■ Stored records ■

· · ·

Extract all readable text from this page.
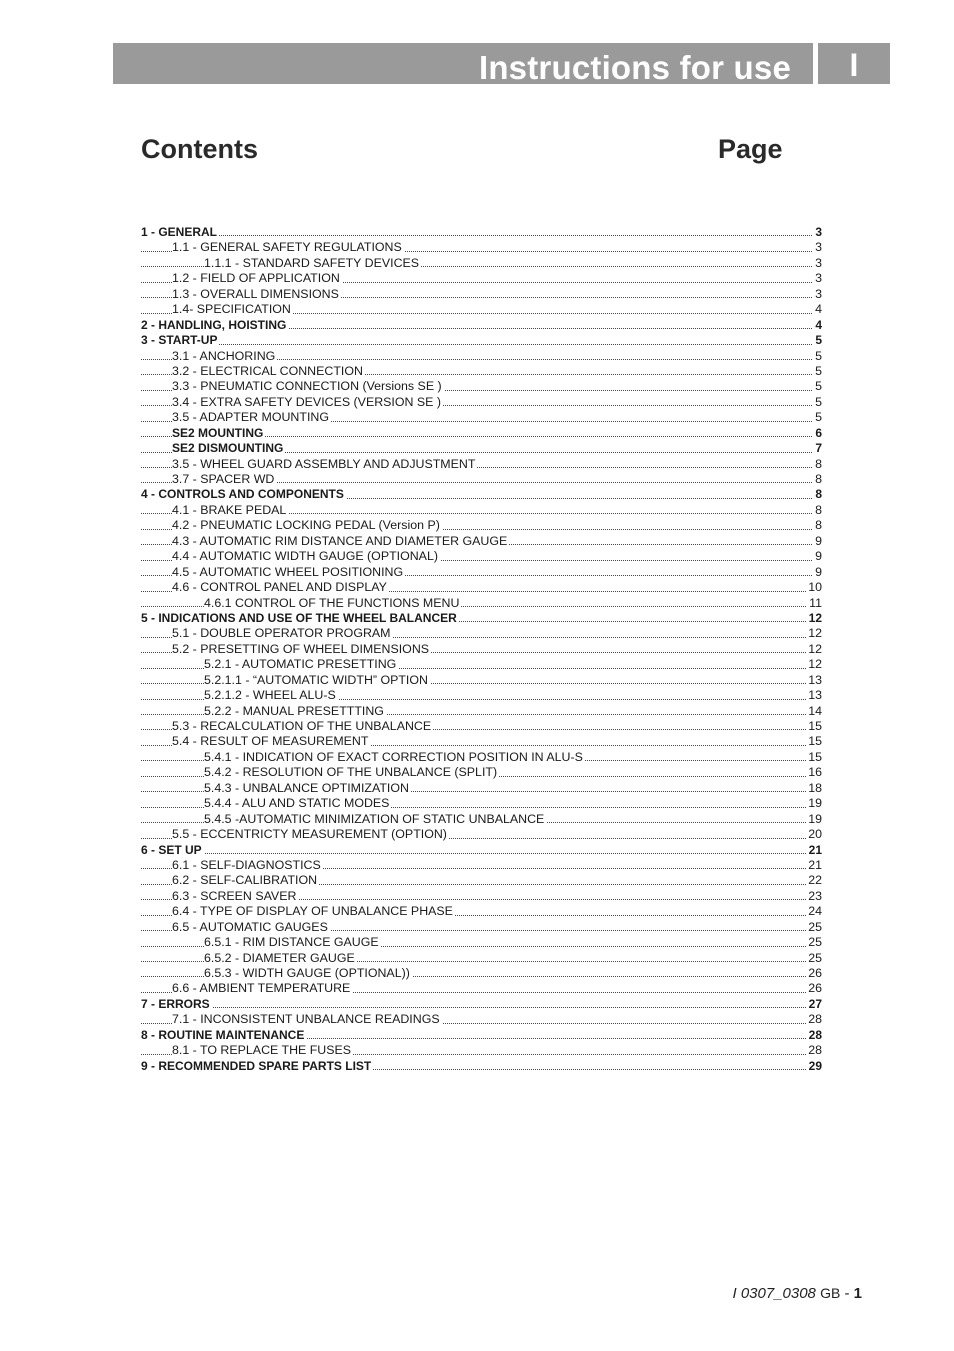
Instructions for use	I
Contents	Page
1 - GENERAL	3
1.1 - GENERAL SAFETY REGULATIONS	3
1.1.1 - STANDARD SAFETY DEVICES	3
1.2 - FIELD OF APPLICATION	3
1.3 - OVERALL DIMENSIONS	3
1.4- SPECIFICATION	4
2 - HANDLING, HOISTING	4
3 - START-UP	5
3.1 - ANCHORING	5
3.2 - ELECTRICAL CONNECTION	5
3.3 - PNEUMATIC CONNECTION (Versions SE )	5
3.4 - EXTRA SAFETY DEVICES (VERSION SE )	5
3.5 - ADAPTER MOUNTING	5
SE2 MOUNTING	6
SE2 DISMOUNTING	7
3.5 - WHEEL GUARD ASSEMBLY AND ADJUSTMENT	8
3.7 - SPACER WD	8
4 - CONTROLS AND COMPONENTS	8
4.1 - BRAKE PEDAL	8
4.2 - PNEUMATIC LOCKING PEDAL (Version P)	8
4.3 - AUTOMATIC RIM DISTANCE AND DIAMETER GAUGE	9
4.4 - AUTOMATIC WIDTH GAUGE (OPTIONAL)	9
4.5 - AUTOMATIC WHEEL POSITIONING	9
4.6 - CONTROL PANEL AND DISPLAY	10
4.6.1 CONTROL OF THE FUNCTIONS MENU	11
5 - INDICATIONS AND USE OF THE WHEEL BALANCER	12
5.1 - DOUBLE OPERATOR PROGRAM	12
5.2 - PRESETTING OF WHEEL DIMENSIONS	12
5.2.1 - AUTOMATIC PRESETTING	12
5.2.1.1 - “AUTOMATIC WIDTH” OPTION	13
5.2.1.2 - WHEEL ALU-S	13
5.2.2 - MANUAL PRESETTTING	14
5.3 - RECALCULATION OF THE UNBALANCE	15
5.4 - RESULT OF MEASUREMENT	15
5.4.1 - INDICATION OF EXACT CORRECTION POSITION IN ALU-S	15
5.4.2 - RESOLUTION OF THE UNBALANCE (SPLIT)	16
5.4.3 - UNBALANCE OPTIMIZATION	18
5.4.4 - ALU AND STATIC MODES	19
5.4.5 -AUTOMATIC MINIMIZATION OF STATIC UNBALANCE	19
5.5 - ECCENTRICTY MEASUREMENT (OPTION)	20
6 - SET UP	21
6.1 - SELF-DIAGNOSTICS	21
6.2 - SELF-CALIBRATION	22
6.3 - SCREEN SAVER	23
6.4 - TYPE OF DISPLAY OF UNBALANCE PHASE	24
6.5 - AUTOMATIC GAUGES	25
6.5.1 - RIM DISTANCE GAUGE	25
6.5.2 - DIAMETER GAUGE	25
6.5.3 - WIDTH GAUGE (OPTIONAL))	26
6.6 - AMBIENT TEMPERATURE	26
7 - ERRORS	27
7.1 - INCONSISTENT UNBALANCE READINGS	28
8 - ROUTINE MAINTENANCE	28
8.1 - TO REPLACE THE FUSES	28
9 - RECOMMENDED SPARE PARTS LIST	29
I 0307_0308 GB - 1
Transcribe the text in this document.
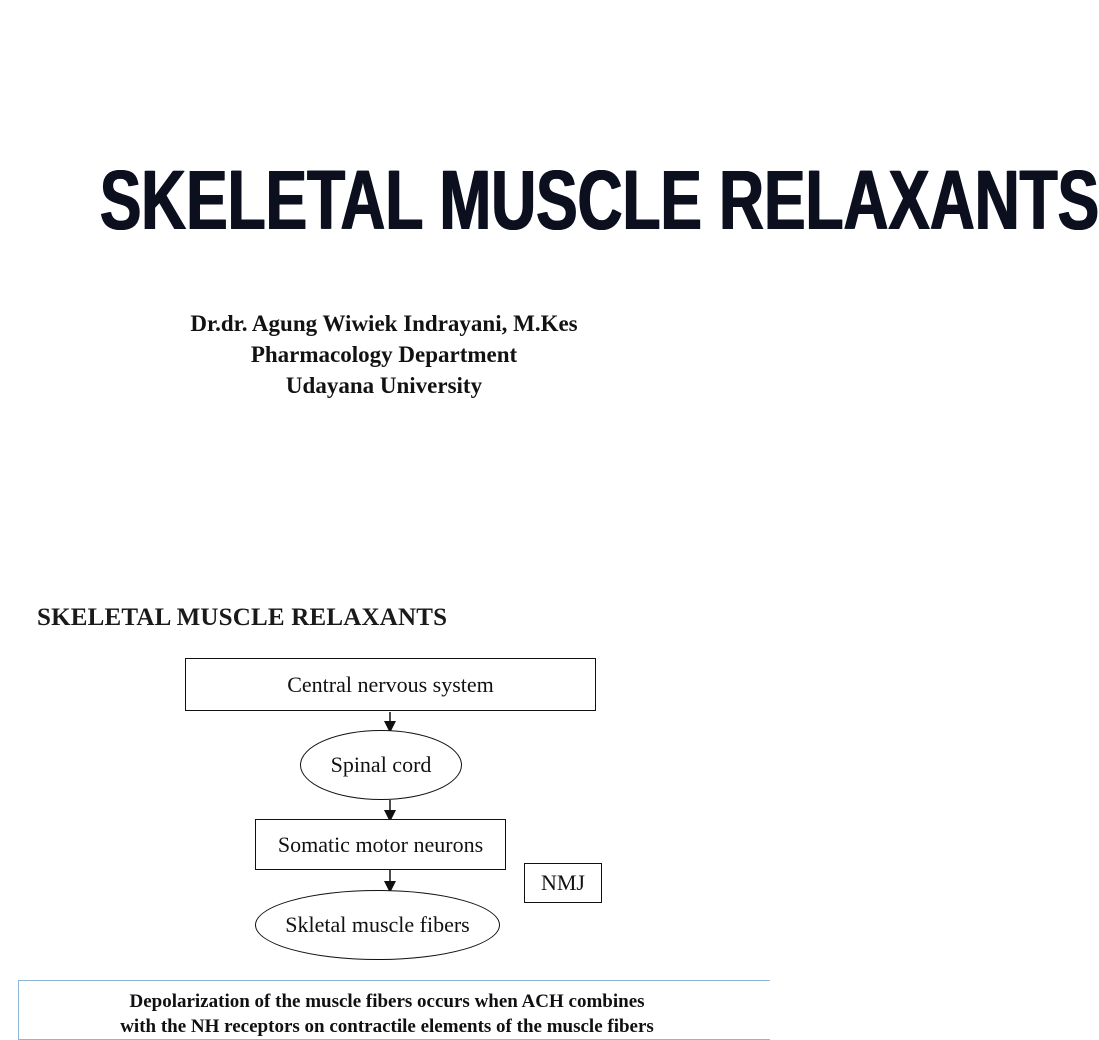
SKELETAL MUSCLE RELAXANTS
Dr.dr. Agung Wiwiek Indrayani, M.Kes
Pharmacology Department
Udayana University
SKELETAL MUSCLE RELAXANTS
Central nervous system
Spinal cord
Somatic motor neurons
NMJ
Skletal muscle fibers
Depolarization of the muscle fibers occurs when ACH combines
with the NH receptors on contractile elements of the muscle fibers
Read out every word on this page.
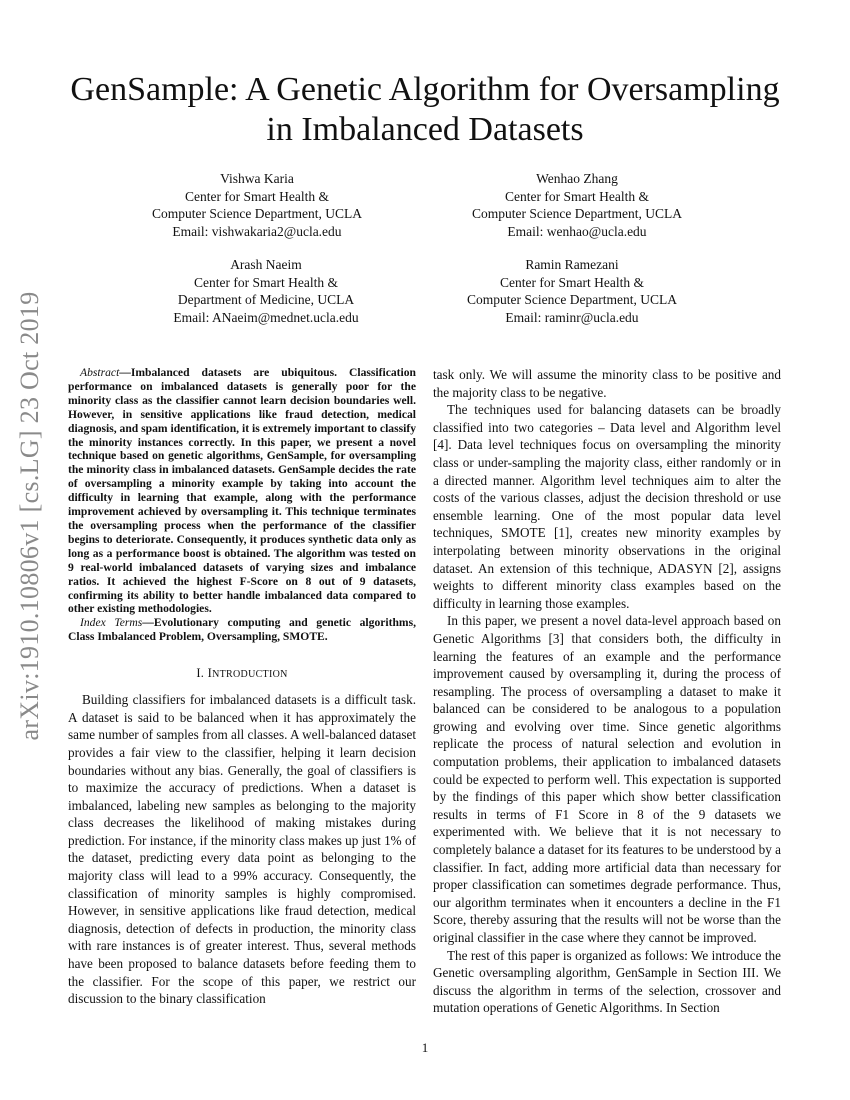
arXiv:1910.10806v1 [cs.LG] 23 Oct 2019
GenSample: A Genetic Algorithm for Oversampling in Imbalanced Datasets
Vishwa Karia
Center for Smart Health &
Computer Science Department, UCLA
Email: vishwakaria2@ucla.edu
Wenhao Zhang
Center for Smart Health &
Computer Science Department, UCLA
Email: wenhao@ucla.edu
Arash Naeim
Center for Smart Health &
Department of Medicine, UCLA
Email: ANaeim@mednet.ucla.edu
Ramin Ramezani
Center for Smart Health &
Computer Science Department, UCLA
Email: raminr@ucla.edu

Abstract—Imbalanced datasets are ubiquitous. Classification performance on imbalanced datasets is generally poor for the minority class as the classifier cannot learn decision boundaries well. However, in sensitive applications like fraud detection, medical diagnosis, and spam identification, it is extremely important to classify the minority instances correctly. In this paper, we present a novel technique based on genetic algorithms, GenSample, for oversampling the minority class in imbalanced datasets. GenSample decides the rate of oversampling a minority example by taking into account the difficulty in learning that example, along with the performance improvement achieved by oversampling it. This technique terminates the oversampling process when the performance of the classifier begins to deteriorate. Consequently, it produces synthetic data only as long as a performance boost is obtained. The algorithm was tested on 9 real-world imbalanced datasets of varying sizes and imbalance ratios. It achieved the highest F-Score on 8 out of 9 datasets, confirming its ability to better handle imbalanced data compared to other existing methodologies.

Index Terms—Evolutionary computing and genetic algorithms, Class Imbalanced Problem, Oversampling, SMOTE.

I. INTRODUCTION

Building classifiers for imbalanced datasets is a difficult task. A dataset is said to be balanced when it has approximately the same number of samples from all classes. A well-balanced dataset provides a fair view to the classifier, helping it learn decision boundaries without any bias. Generally, the goal of classifiers is to maximize the accuracy of predictions. When a dataset is imbalanced, labeling new samples as belonging to the majority class decreases the likelihood of making mistakes during prediction. For instance, if the minority class makes up just 1% of the dataset, predicting every data point as belonging to the majority class will lead to a 99% accuracy. Consequently, the classification of minority samples is highly compromised. However, in sensitive applications like fraud detection, medical diagnosis, detection of defects in production, the minority class with rare instances is of greater interest. Thus, several methods have been proposed to balance datasets before feeding them to the classifier. For the scope of this paper, we restrict our discussion to the binary classification

task only. We will assume the minority class to be positive and the majority class to be negative.

The techniques used for balancing datasets can be broadly classified into two categories – Data level and Algorithm level [4]. Data level techniques focus on oversampling the minority class or under-sampling the majority class, either randomly or in a directed manner. Algorithm level techniques aim to alter the costs of the various classes, adjust the decision threshold or use ensemble learning. One of the most popular data level techniques, SMOTE [1], creates new minority examples by interpolating between minority observations in the original dataset. An extension of this technique, ADASYN [2], assigns weights to different minority class examples based on the difficulty in learning those examples.

In this paper, we present a novel data-level approach based on Genetic Algorithms [3] that considers both, the difficulty in learning the features of an example and the performance improvement caused by oversampling it, during the process of resampling. The process of oversampling a dataset to make it balanced can be considered to be analogous to a population growing and evolving over time. Since genetic algorithms replicate the process of natural selection and evolution in computation problems, their application to imbalanced datasets could be expected to perform well. This expectation is supported by the findings of this paper which show better classification results in terms of F1 Score in 8 of the 9 datasets we experimented with. We believe that it is not necessary to completely balance a dataset for its features to be understood by a classifier. In fact, adding more artificial data than necessary for proper classification can sometimes degrade performance. Thus, our algorithm terminates when it encounters a decline in the F1 Score, thereby assuring that the results will not be worse than the original classifier in the case where they cannot be improved.

The rest of this paper is organized as follows: We introduce the Genetic oversampling algorithm, GenSample in Section III. We discuss the algorithm in terms of the selection, crossover and mutation operations of Genetic Algorithms. In Section

1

· · ·

■ Problem description ■
Give the data again exactly as written, with all pictures left out.

■ Output of the task ■
Extract all readable text from this page.
Instructions for use	I
Contents	Page
1 - GENERAL	3
1.1 - GENERAL SAFETY REGULATIONS	3
1.1.1 - STANDARD SAFETY DEVICES	3
1.2 - FIELD OF APPLICATION	3
1.3 - OVERALL DIMENSIONS	3
1.4- SPECIFICATION	4
2 - HANDLING, HOISTING	4
3 - START-UP	5
3.1 - ANCHORING	5
3.2 - ELECTRICAL CONNECTION	5
3.3 - PNEUMATIC CONNECTION (Versions SE )	5
3.4 - EXTRA SAFETY DEVICES (VERSION SE )	5
3.5 - ADAPTER MOUNTING	5
SE2 MOUNTING	6
SE2 DISMOUNTING	7
3.5 - WHEEL GUARD ASSEMBLY AND ADJUSTMENT	8
3.7 - SPACER WD	8
4 - CONTROLS AND COMPONENTS	8
4.1 - BRAKE PEDAL	8
4.2 - PNEUMATIC LOCKING PEDAL (Version P)	8
4.3 - AUTOMATIC RIM DISTANCE AND DIAMETER GAUGE	9
4.4 - AUTOMATIC WIDTH GAUGE (OPTIONAL)	9
4.5 - AUTOMATIC WHEEL POSITIONING	9
4.6 - CONTROL PANEL AND DISPLAY	10
4.6.1 CONTROL OF THE FUNCTIONS MENU	11
5 - INDICATIONS AND USE OF THE WHEEL BALANCER	12
5.1 - DOUBLE OPERATOR PROGRAM	12
5.2 - PRESETTING OF WHEEL DIMENSIONS	12
5.2.1 - AUTOMATIC PRESETTING	12
5.2.1.1 - “AUTOMATIC WIDTH” OPTION	13
5.2.1.2 - WHEEL ALU-S	13
5.2.2 - MANUAL PRESETTTING	14
5.3 - RECALCULATION OF THE UNBALANCE	15
5.4 - RESULT OF MEASUREMENT	15
5.4.1 - INDICATION OF EXACT CORRECTION POSITION IN ALU-S	15
5.4.2 - RESOLUTION OF THE UNBALANCE (SPLIT)	16
5.4.3 - UNBALANCE OPTIMIZATION	18
5.4.4 - ALU AND STATIC MODES	19
5.4.5 -AUTOMATIC MINIMIZATION OF STATIC UNBALANCE	19
5.5 - ECCENTRICTY MEASUREMENT (OPTION)	20
6 - SET UP	21
6.1 - SELF-DIAGNOSTICS	21
6.2 - SELF-CALIBRATION	22
6.3 - SCREEN SAVER	23
6.4 - TYPE OF DISPLAY OF UNBALANCE PHASE	24
6.5 - AUTOMATIC GAUGES	25
6.5.1 - RIM DISTANCE GAUGE	25
6.5.2 - DIAMETER GAUGE	25
6.5.3 - WIDTH GAUGE (OPTIONAL))	26
6.6 - AMBIENT TEMPERATURE	26
7 - ERRORS	27
7.1 - INCONSISTENT UNBALANCE READINGS	28
8 - ROUTINE MAINTENANCE	28
8.1 - TO REPLACE THE FUSES	28
9 - RECOMMENDED SPARE PARTS LIST	29
I 0307_0308 GB - 1
Transcribe the text in this document.
SKELETAL MUSCLE RELAXANTS
Dr.dr. Agung Wiwiek Indrayani, M.Kes
Pharmacology Department
Udayana University
SKELETAL MUSCLE RELAXANTS
Central nervous system
Spinal cord
Somatic motor neurons
NMJ
Skletal muscle fibers
Depolarization of the muscle fibers occurs when ACH combines
with the NH receptors on contractile elements of the muscle fibers
Read out every word on this page.
arXiv:1910.10806v1 [cs.LG] 23 Oct 2019
GenSample: A Genetic Algorithm for Oversampling in Imbalanced Datasets
Vishwa Karia
Center for Smart Health &
Computer Science Department, UCLA
Email: vishwakaria2@ucla.edu
Wenhao Zhang
Center for Smart Health &
Computer Science Department, UCLA
Email: wenhao@ucla.edu
Arash Naeim
Center for Smart Health &
Department of Medicine, UCLA
Email: ANaeim@mednet.ucla.edu
Ramin Ramezani
Center for Smart Health &
Computer Science Department, UCLA
Email: raminr@ucla.edu

Abstract—Imbalanced datasets are ubiquitous. Classification performance on imbalanced datasets is generally poor for the minority class as the classifier cannot learn decision boundaries well. However, in sensitive applications like fraud detection, medical diagnosis, and spam identification, it is extremely important to classify the minority instances correctly. In this paper, we present a novel technique based on genetic algorithms, GenSample, for oversampling the minority class in imbalanced datasets. GenSample decides the rate of oversampling a minority example by taking into account the difficulty in learning that example, along with the performance improvement achieved by oversampling it. This technique terminates the oversampling process when the performance of the classifier begins to deteriorate. Consequently, it produces synthetic data only as long as a performance boost is obtained. The algorithm was tested on 9 real-world imbalanced datasets of varying sizes and imbalance ratios. It achieved the highest F-Score on 8 out of 9 datasets, confirming its ability to better handle imbalanced data compared to other existing methodologies.

Index Terms—Evolutionary computing and genetic algorithms, Class Imbalanced Problem, Oversampling, SMOTE.

I. INTRODUCTION

Building classifiers for imbalanced datasets is a difficult task. A dataset is said to be balanced when it has approximately the same number of samples from all classes. A well-balanced dataset provides a fair view to the classifier, helping it learn decision boundaries without any bias. Generally, the goal of classifiers is to maximize the accuracy of predictions. When a dataset is imbalanced, labeling new samples as belonging to the majority class decreases the likelihood of making mistakes during prediction. For instance, if the minority class makes up just 1% of the dataset, predicting every data point as belonging to the majority class will lead to a 99% accuracy. Consequently, the classification of minority samples is highly compromised. However, in sensitive applications like fraud detection, medical diagnosis, detection of defects in production, the minority class with rare instances is of greater interest. Thus, several methods have been proposed to balance datasets before feeding them to the classifier. For the scope of this paper, we restrict our discussion to the binary classification

task only. We will assume the minority class to be positive and the majority class to be negative.

The techniques used for balancing datasets can be broadly classified into two categories – Data level and Algorithm level [4]. Data level techniques focus on oversampling the minority class or under-sampling the majority class, either randomly or in a directed manner. Algorithm level techniques aim to alter the costs of the various classes, adjust the decision threshold or use ensemble learning. One of the most popular data level techniques, SMOTE [1], creates new minority examples by interpolating between minority observations in the original dataset. An extension of this technique, ADASYN [2], assigns weights to different minority class examples based on the difficulty in learning those examples.

In this paper, we present a novel data-level approach based on Genetic Algorithms [3] that considers both, the difficulty in learning the features of an example and the performance improvement caused by oversampling it, during the process of resampling. The process of oversampling a dataset to make it balanced can be considered to be analogous to a population growing and evolving over time. Since genetic algorithms replicate the process of natural selection and evolution in computation problems, their application to imbalanced datasets could be expected to perform well. This expectation is supported by the findings of this paper which show better classification results in terms of F1 Score in 8 of the 9 datasets we experimented with. We believe that it is not necessary to completely balance a dataset for its features to be understood by a classifier. In fact, adding more artificial data than necessary for proper classification can sometimes degrade performance. Thus, our algorithm terminates when it encounters a decline in the F1 Score, thereby assuring that the results will not be worse than the original classifier in the case where they cannot be improved.

The rest of this paper is organized as follows: We introduce the Genetic oversampling algorithm, GenSample in Section III. We discuss the algorithm in terms of the selection, crossover and mutation operations of Genetic Algorithms. In Section

1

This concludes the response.